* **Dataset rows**
- - - - -
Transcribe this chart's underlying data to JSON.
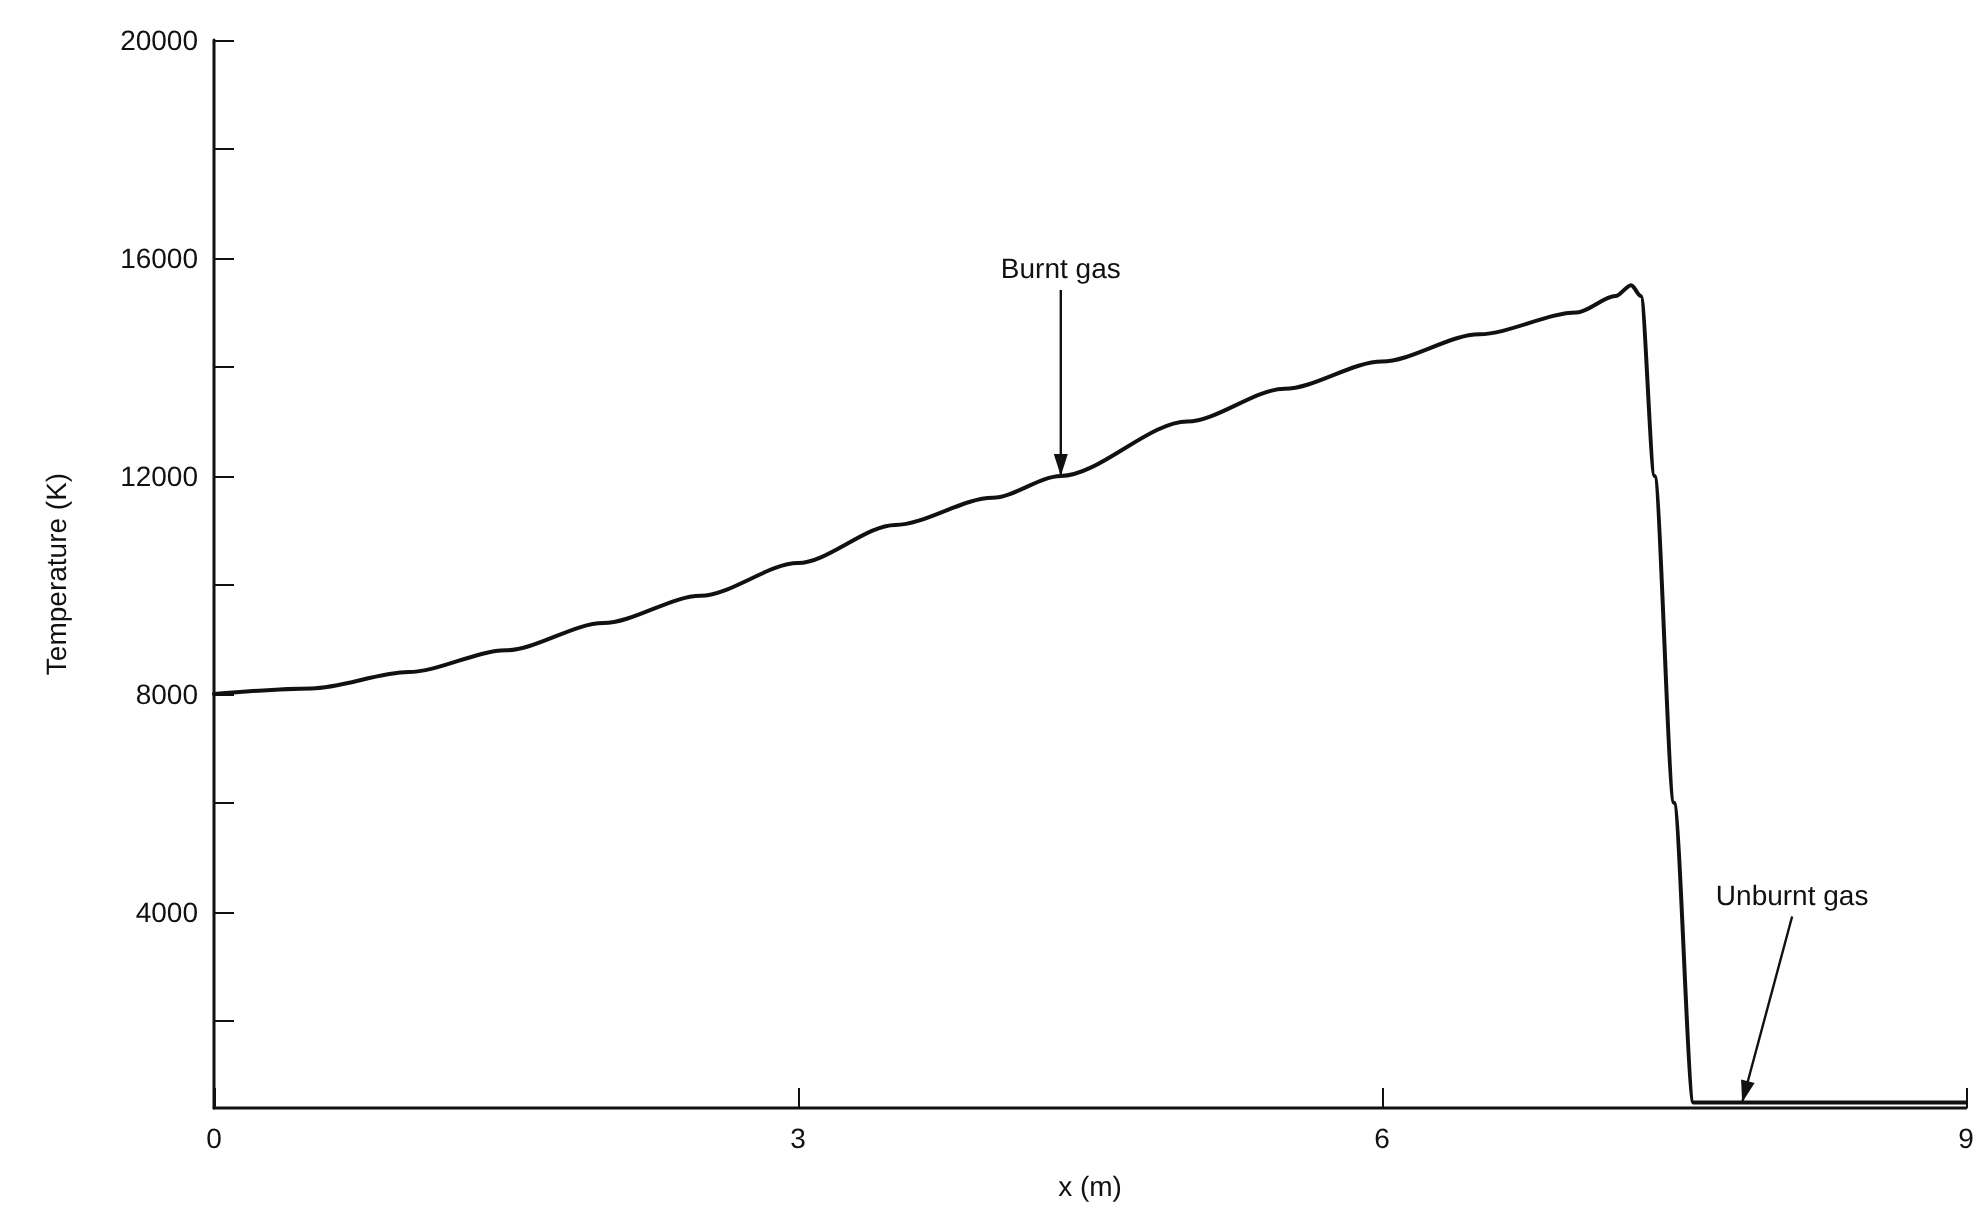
{
  "chart_data": {
    "type": "line",
    "xlabel": "x (m)",
    "ylabel": "Temperature (K)",
    "x": [
      0,
      0.5,
      1,
      1.5,
      2,
      2.5,
      3,
      3.5,
      4,
      4.35,
      5,
      5.5,
      6,
      6.5,
      7,
      7.2,
      7.28,
      7.33,
      7.4,
      7.5,
      7.6,
      8,
      8.5,
      9
    ],
    "series": [
      {
        "color": "#111111",
        "values": [
          8000,
          8100,
          8400,
          8800,
          9300,
          9800,
          10400,
          11100,
          11600,
          12000,
          13000,
          13600,
          14100,
          14600,
          15000,
          15300,
          15500,
          15300,
          12000,
          6000,
          500,
          500,
          500,
          500
        ]
      }
    ],
    "xlim": [
      0,
      9
    ],
    "xticks": [
      0,
      3,
      6,
      9
    ],
    "ylim": [
      400,
      20000
    ],
    "yticks": [
      {
        "value": 2000,
        "label": null
      },
      4000,
      {
        "value": 6000,
        "label": null
      },
      8000,
      {
        "value": 10000,
        "label": null
      },
      12000,
      {
        "value": 14000,
        "label": null
      },
      16000,
      {
        "value": 18000,
        "label": null
      },
      20000
    ],
    "grid": false,
    "marker": "none",
    "line_style": "solid",
    "annotations": [
      {
        "text": "Burnt gas",
        "x": 4.35,
        "y": 12000
      },
      {
        "text": "Unburnt gas",
        "x": 7.85,
        "y": 500
      }
    ]
  }
}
- - - - -
* **Objective**
Reproduce all entries without any change, and omit the pictures.

* **Final result**
Transcribe this chart's underlying data to JSON.
{
  "chart_data": {
    "type": "line",
    "xlabel": "x (m)",
    "ylabel": "Temperature (K)",
    "x": [
      0,
      0.5,
      1,
      1.5,
      2,
      2.5,
      3,
      3.5,
      4,
      4.35,
      5,
      5.5,
      6,
      6.5,
      7,
      7.2,
      7.28,
      7.33,
      7.4,
      7.5,
      7.6,
      8,
      8.5,
      9
    ],
    "series": [
      {
        "color": "#111111",
        "values": [
          8000,
          8100,
          8400,
          8800,
          9300,
          9800,
          10400,
          11100,
          11600,
          12000,
          13000,
          13600,
          14100,
          14600,
          15000,
          15300,
          15500,
          15300,
          12000,
          6000,
          500,
          500,
          500,
          500
        ]
      }
    ],
    "xlim": [
      0,
      9
    ],
    "xticks": [
      0,
      3,
      6,
      9
    ],
    "ylim": [
      400,
      20000
    ],
    "yticks": [
      {
        "value": 2000,
        "label": null
      },
      4000,
      {
        "value": 6000,
        "label": null
      },
      8000,
      {
        "value": 10000,
        "label": null
      },
      12000,
      {
        "value": 14000,
        "label": null
      },
      16000,
      {
        "value": 18000,
        "label": null
      },
      20000
    ],
    "grid": false,
    "marker": "none",
    "line_style": "solid",
    "annotations": [
      {
        "text": "Burnt gas",
        "x": 4.35,
        "y": 12000
      },
      {
        "text": "Unburnt gas",
        "x": 7.85,
        "y": 500
      }
    ]
  }
}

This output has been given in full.